WHAT NEEDS TO BE DONE: Restate the full set of records exactly, word for word.

[Dataset items]
## start
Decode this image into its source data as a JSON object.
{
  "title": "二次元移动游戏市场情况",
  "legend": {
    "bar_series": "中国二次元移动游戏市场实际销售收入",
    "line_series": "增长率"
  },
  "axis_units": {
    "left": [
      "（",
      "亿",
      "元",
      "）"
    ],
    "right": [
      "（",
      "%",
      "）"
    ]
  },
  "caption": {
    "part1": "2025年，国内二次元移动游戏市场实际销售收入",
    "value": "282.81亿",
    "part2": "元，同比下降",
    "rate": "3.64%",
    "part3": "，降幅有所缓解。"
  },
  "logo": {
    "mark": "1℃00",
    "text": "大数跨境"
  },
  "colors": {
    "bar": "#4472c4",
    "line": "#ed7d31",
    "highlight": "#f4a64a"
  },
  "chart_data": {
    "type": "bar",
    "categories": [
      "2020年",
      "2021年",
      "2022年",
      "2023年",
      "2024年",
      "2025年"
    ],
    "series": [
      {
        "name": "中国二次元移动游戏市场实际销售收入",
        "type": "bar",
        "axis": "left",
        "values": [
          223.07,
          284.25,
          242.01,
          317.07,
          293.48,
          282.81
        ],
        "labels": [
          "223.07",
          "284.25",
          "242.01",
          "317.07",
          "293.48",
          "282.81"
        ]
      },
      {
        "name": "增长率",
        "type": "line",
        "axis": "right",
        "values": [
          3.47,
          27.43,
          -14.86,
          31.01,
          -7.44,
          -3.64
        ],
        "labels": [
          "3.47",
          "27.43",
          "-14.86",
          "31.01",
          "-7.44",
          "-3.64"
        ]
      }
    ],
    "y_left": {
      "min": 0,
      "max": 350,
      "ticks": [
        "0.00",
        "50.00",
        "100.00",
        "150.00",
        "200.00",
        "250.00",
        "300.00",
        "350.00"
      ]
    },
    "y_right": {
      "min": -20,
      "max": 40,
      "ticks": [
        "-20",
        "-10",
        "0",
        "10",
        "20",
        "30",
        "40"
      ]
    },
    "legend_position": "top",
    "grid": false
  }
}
## end
RESULT OF THE EXERCISE:
Decode this image into its source data as a JSON object.
{
  "title": "二次元移动游戏市场情况",
  "legend": {
    "bar_series": "中国二次元移动游戏市场实际销售收入",
    "line_series": "增长率"
  },
  "axis_units": {
    "left": [
      "（",
      "亿",
      "元",
      "）"
    ],
    "right": [
      "（",
      "%",
      "）"
    ]
  },
  "caption": {
    "part1": "2025年，国内二次元移动游戏市场实际销售收入",
    "value": "282.81亿",
    "part2": "元，同比下降",
    "rate": "3.64%",
    "part3": "，降幅有所缓解。"
  },
  "logo": {
    "mark": "1℃00",
    "text": "大数跨境"
  },
  "colors": {
    "bar": "#4472c4",
    "line": "#ed7d31",
    "highlight": "#f4a64a"
  },
  "chart_data": {
    "type": "bar",
    "categories": [
      "2020年",
      "2021年",
      "2022年",
      "2023年",
      "2024年",
      "2025年"
    ],
    "series": [
      {
        "name": "中国二次元移动游戏市场实际销售收入",
        "type": "bar",
        "axis": "left",
        "values": [
          223.07,
          284.25,
          242.01,
          317.07,
          293.48,
          282.81
        ],
        "labels": [
          "223.07",
          "284.25",
          "242.01",
          "317.07",
          "293.48",
          "282.81"
        ]
      },
      {
        "name": "增长率",
        "type": "line",
        "axis": "right",
        "values": [
          3.47,
          27.43,
          -14.86,
          31.01,
          -7.44,
          -3.64
        ],
        "labels": [
          "3.47",
          "27.43",
          "-14.86",
          "31.01",
          "-7.44",
          "-3.64"
        ]
      }
    ],
    "y_left": {
      "min": 0,
      "max": 350,
      "ticks": [
        "0.00",
        "50.00",
        "100.00",
        "150.00",
        "200.00",
        "250.00",
        "300.00",
        "350.00"
      ]
    },
    "y_right": {
      "min": -20,
      "max": 40,
      "ticks": [
        "-20",
        "-10",
        "0",
        "10",
        "20",
        "30",
        "40"
      ]
    },
    "legend_position": "top",
    "grid": false
  }
}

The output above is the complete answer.